◆ What you are asked to do: In the interview on ethical computing below, set down word for word the stretch from "I hope companies" through "we purchase from.".
━━━ Supplied text
I hope companies and my fellow computer and data scientists see the benefits of creating more ethical computing. Writing a computer program or algorithm you know will be used to jail more persons is far less rewarding than one that will help increase school attendance or help users find better health care. I believe people want to do ethical, meaningful work; and I hope the industry can create more opportunities for this work. Ultimately, we, as consumers, can help create those opportunities by demanding more ethical data and computing use from companies we work with as well as companies we purchase from.
GS: On the dark side and in the context of Being Human with Algorithms, what are the risks which you see?
KJ: Unfortunately many! Obviously, my focus right now is on the risks we have for privacy and (im)proper use of our data. When most applications or websites require the ability to track you, use your friend list, see your location data or browsing history, what are you to do? Simply not use apps or your phone or your browser? This is not an option; there has to be a better way. It came as no surprise to me to hear about the use of data for targeted political attacks by Cambridge Analytica – we have made data a weapon available for purchase by those who will and can use it against us (usually for sale to the highest bidder).
Additionally, the security issues we have within data science and machine learning are vast, including the ease of fooling an algorithm or poisoning a machine learning model. Depending on the use case, this could put lives at risk, threaten our financial institutions and hurt any individual user’s security and accounts. Developing and utilizing more security best practices for our data science as well as privacy protections for our users should be top priority for those whose code or machine learning models affect human lives.
GS: …In your opinion, who should be responsible to contain these risks?
KJ: On some level, if we don’t want to divide the world into first and second-class data citizens, we, as consumers, will have to demand these data rights for everyone. I don’t think waiting for governments across the world to regulate these issues will be a viable solution. As digital users, we do create the data – meaning we can choose which companies we trust and do not trust (to some degree). We can demand better policies for privacy and security and put pressure on companies who do not abide by those standards.
Like our work at KIProtect, those of us with computer skills and data science knowledge can choose to build products and tools which enable privacy and security for all, not just for the few. Democratization of privacy and security via our own demands and creations will be the only way for this to become a global movement – allowing for everyone the right to determine why, how and when their data is used.
GS: Katharine, thank you very much and we are looking forward to have you with us in Heidelberg in September.
━━━━━━
━━━ Dataset content
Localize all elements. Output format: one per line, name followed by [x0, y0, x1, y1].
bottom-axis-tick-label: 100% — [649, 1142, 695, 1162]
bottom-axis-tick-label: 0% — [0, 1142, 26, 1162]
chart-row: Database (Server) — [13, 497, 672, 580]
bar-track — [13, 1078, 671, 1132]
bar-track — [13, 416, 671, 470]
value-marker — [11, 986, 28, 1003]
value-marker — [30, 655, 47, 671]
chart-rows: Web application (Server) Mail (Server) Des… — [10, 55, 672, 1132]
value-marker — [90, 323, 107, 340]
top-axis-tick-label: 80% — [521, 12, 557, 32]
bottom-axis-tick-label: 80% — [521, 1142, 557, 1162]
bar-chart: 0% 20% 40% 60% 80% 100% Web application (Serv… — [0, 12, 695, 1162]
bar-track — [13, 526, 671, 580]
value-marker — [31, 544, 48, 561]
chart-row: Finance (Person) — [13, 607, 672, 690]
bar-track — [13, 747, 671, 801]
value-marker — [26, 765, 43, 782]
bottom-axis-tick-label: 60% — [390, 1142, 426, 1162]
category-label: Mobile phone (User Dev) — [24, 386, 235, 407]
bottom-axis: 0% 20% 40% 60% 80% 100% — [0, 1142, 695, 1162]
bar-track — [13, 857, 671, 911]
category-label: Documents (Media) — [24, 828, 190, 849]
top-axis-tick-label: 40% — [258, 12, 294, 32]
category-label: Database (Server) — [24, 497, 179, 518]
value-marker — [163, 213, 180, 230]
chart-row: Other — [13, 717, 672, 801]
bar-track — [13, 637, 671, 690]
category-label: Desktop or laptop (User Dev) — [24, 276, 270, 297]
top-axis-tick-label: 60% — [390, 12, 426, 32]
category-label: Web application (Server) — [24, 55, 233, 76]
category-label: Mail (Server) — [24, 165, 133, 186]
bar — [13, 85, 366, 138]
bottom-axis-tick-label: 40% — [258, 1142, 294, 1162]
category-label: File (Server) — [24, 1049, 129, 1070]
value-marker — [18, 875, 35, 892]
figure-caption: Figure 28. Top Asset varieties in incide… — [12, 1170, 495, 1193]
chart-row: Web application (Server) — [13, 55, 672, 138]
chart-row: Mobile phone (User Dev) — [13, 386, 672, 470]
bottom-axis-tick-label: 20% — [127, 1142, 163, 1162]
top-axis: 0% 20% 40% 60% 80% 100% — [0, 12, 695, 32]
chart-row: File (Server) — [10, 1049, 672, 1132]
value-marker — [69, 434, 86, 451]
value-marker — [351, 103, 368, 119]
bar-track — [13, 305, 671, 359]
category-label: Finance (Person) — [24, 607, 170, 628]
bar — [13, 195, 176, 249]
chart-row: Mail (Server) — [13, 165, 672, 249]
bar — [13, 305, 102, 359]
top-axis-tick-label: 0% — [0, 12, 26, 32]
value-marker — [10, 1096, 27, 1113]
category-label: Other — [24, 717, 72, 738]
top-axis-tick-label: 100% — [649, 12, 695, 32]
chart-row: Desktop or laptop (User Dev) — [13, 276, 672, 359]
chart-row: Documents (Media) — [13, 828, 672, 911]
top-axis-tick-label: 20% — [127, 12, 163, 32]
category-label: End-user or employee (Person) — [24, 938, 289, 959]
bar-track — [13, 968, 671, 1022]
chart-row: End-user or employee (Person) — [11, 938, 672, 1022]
━━━━━━
◆ Finished exercise:
I hope companies and my fellow computer and data scientists see the benefits of creating more ethical computing. Writing a computer program or algorithm you know will be used to jail more persons is far less rewarding than one that will help increase school attendance or help users find better health care. I believe people want to do ethical, meaningful work; and I hope the industry can create more opportunities for this work. Ultimately, we, as consumers, can help create those opportunities by demanding more ethical data and computing use from companies we work with as well as companies we purchase from.